Goal: Return all of the lines below exactly as they are.

Data extract:
:::

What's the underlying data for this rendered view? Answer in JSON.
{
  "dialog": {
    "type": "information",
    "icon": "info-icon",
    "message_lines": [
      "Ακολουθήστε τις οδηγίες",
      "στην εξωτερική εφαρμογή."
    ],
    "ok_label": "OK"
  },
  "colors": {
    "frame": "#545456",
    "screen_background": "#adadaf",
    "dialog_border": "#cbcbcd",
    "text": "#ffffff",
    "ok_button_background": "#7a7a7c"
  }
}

:::

Final result:
What's the underlying data for this rendered view? Answer in JSON.
{
  "dialog": {
    "type": "information",
    "icon": "info-icon",
    "message_lines": [
      "Ακολουθήστε τις οδηγίες",
      "στην εξωτερική εφαρμογή."
    ],
    "ok_label": "OK"
  },
  "colors": {
    "frame": "#545456",
    "screen_background": "#adadaf",
    "dialog_border": "#cbcbcd",
    "text": "#ffffff",
    "ok_button_background": "#7a7a7c"
  }
}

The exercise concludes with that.